** BEGIN **
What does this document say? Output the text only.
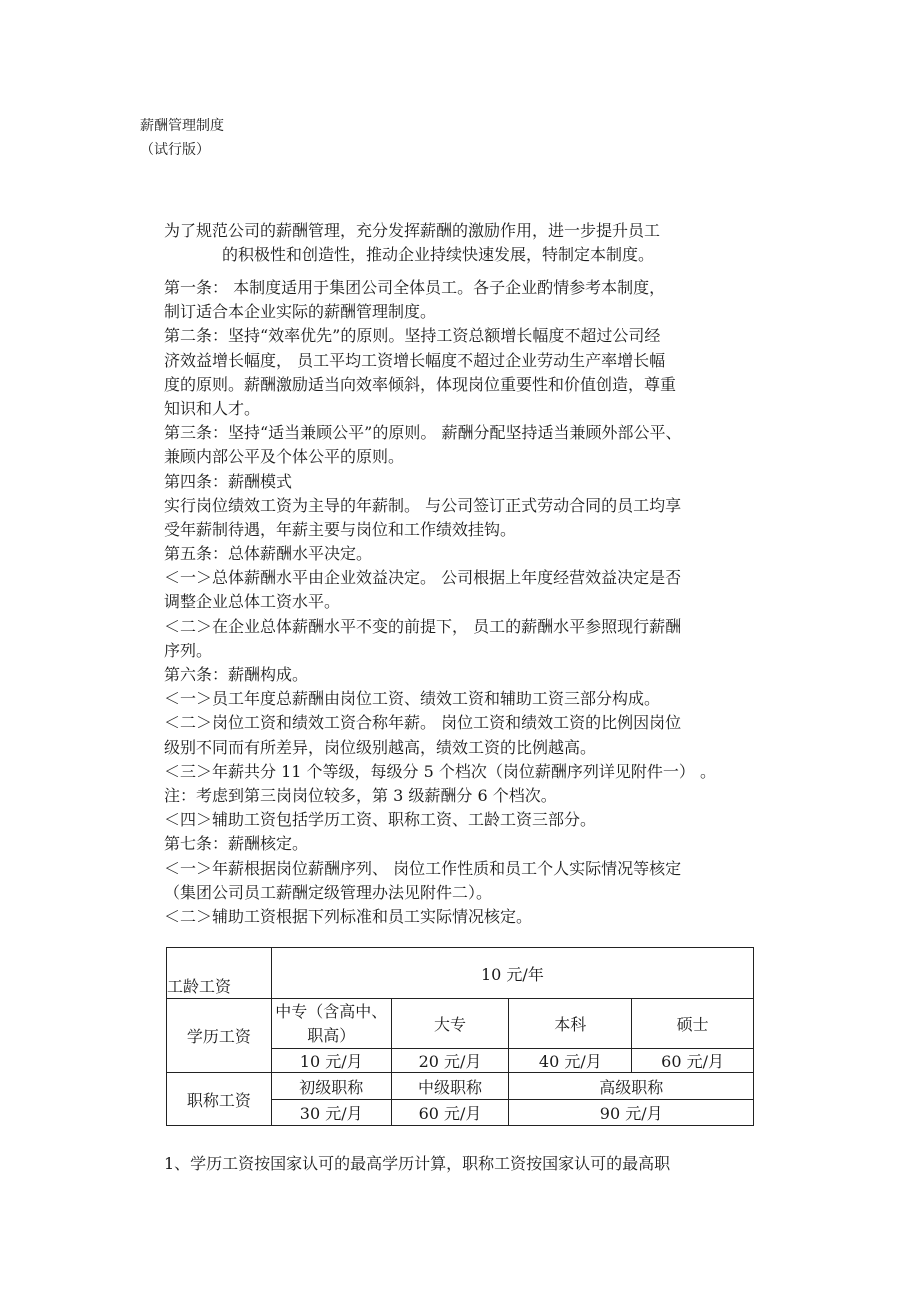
薪酬管理制度
（试行版）
为了规范公司的薪酬管理，充分发挥薪酬的激励作用，进一步提升员工
的积极性和创造性，推动企业持续快速发展，特制定本制度。
第一条： 本制度适用于集团公司全体员工。各子企业酌情参考本制度，
制订适合本企业实际的薪酬管理制度。
第二条：坚持“效率优先”的原则。坚持工资总额增长幅度不超过公司经
济效益增长幅度， 员工平均工资增长幅度不超过企业劳动生产率增长幅
度的原则。薪酬激励适当向效率倾斜，体现岗位重要性和价值创造，尊重
知识和人才。
第三条：坚持“适当兼顾公平”的原则。 薪酬分配坚持适当兼顾外部公平、
兼顾内部公平及个体公平的原则。
第四条：薪酬模式
实行岗位绩效工资为主导的年薪制。 与公司签订正式劳动合同的员工均享
受年薪制待遇，年薪主要与岗位和工作绩效挂钩。
第五条：总体薪酬水平决定。
＜一＞总体薪酬水平由企业效益决定。 公司根据上年度经营效益决定是否
调整企业总体工资水平。
＜二＞在企业总体薪酬水平不变的前提下， 员工的薪酬水平参照现行薪酬
序列。
第六条：薪酬构成。
＜一＞员工年度总薪酬由岗位工资、绩效工资和辅助工资三部分构成。
＜二＞岗位工资和绩效工资合称年薪。 岗位工资和绩效工资的比例因岗位
级别不同而有所差异，岗位级别越高，绩效工资的比例越高。
＜三＞年薪共分 11 个等级，每级分 5 个档次（岗位薪酬序列详见附件一） 。
注：考虑到第三岗岗位较多，第 3 级薪酬分 6 个档次。
＜四＞辅助工资包括学历工资、职称工资、工龄工资三部分。
第七条：薪酬核定。
＜一＞年薪根据岗位薪酬序列、 岗位工作性质和员工个人实际情况等核定
（集团公司员工薪酬定级管理办法见附件二）。
＜二＞辅助工资根据下列标准和员工实际情况核定。
工龄工资	10 元/年			
学历工资	中专（含高中、职高）	大专	本科	硕士
	10 元/月	20 元/月	40 元/月	60 元/月
职称工资	初级职称	中级职称	高级职称	
	30 元/月	60 元/月	90 元/月	
1、学历工资按国家认可的最高学历计算，职称工资按国家认可的最高职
** END **
• [Your goal] Repeat all the data as it stands, dropping any images it holds.

• [Right answer]
What does this document say? Output the text only.
薪酬管理制度
（试行版）
为了规范公司的薪酬管理，充分发挥薪酬的激励作用，进一步提升员工
的积极性和创造性，推动企业持续快速发展，特制定本制度。
第一条： 本制度适用于集团公司全体员工。各子企业酌情参考本制度，
制订适合本企业实际的薪酬管理制度。
第二条：坚持“效率优先”的原则。坚持工资总额增长幅度不超过公司经
济效益增长幅度， 员工平均工资增长幅度不超过企业劳动生产率增长幅
度的原则。薪酬激励适当向效率倾斜，体现岗位重要性和价值创造，尊重
知识和人才。
第三条：坚持“适当兼顾公平”的原则。 薪酬分配坚持适当兼顾外部公平、
兼顾内部公平及个体公平的原则。
第四条：薪酬模式
实行岗位绩效工资为主导的年薪制。 与公司签订正式劳动合同的员工均享
受年薪制待遇，年薪主要与岗位和工作绩效挂钩。
第五条：总体薪酬水平决定。
＜一＞总体薪酬水平由企业效益决定。 公司根据上年度经营效益决定是否
调整企业总体工资水平。
＜二＞在企业总体薪酬水平不变的前提下， 员工的薪酬水平参照现行薪酬
序列。
第六条：薪酬构成。
＜一＞员工年度总薪酬由岗位工资、绩效工资和辅助工资三部分构成。
＜二＞岗位工资和绩效工资合称年薪。 岗位工资和绩效工资的比例因岗位
级别不同而有所差异，岗位级别越高，绩效工资的比例越高。
＜三＞年薪共分 11 个等级，每级分 5 个档次（岗位薪酬序列详见附件一） 。
注：考虑到第三岗岗位较多，第 3 级薪酬分 6 个档次。
＜四＞辅助工资包括学历工资、职称工资、工龄工资三部分。
第七条：薪酬核定。
＜一＞年薪根据岗位薪酬序列、 岗位工作性质和员工个人实际情况等核定
（集团公司员工薪酬定级管理办法见附件二）。
＜二＞辅助工资根据下列标准和员工实际情况核定。
工龄工资	10 元/年			
学历工资	中专（含高中、职高）	大专	本科	硕士
	10 元/月	20 元/月	40 元/月	60 元/月
职称工资	初级职称	中级职称	高级职称	
	30 元/月	60 元/月	90 元/月	
1、学历工资按国家认可的最高学历计算，职称工资按国家认可的最高职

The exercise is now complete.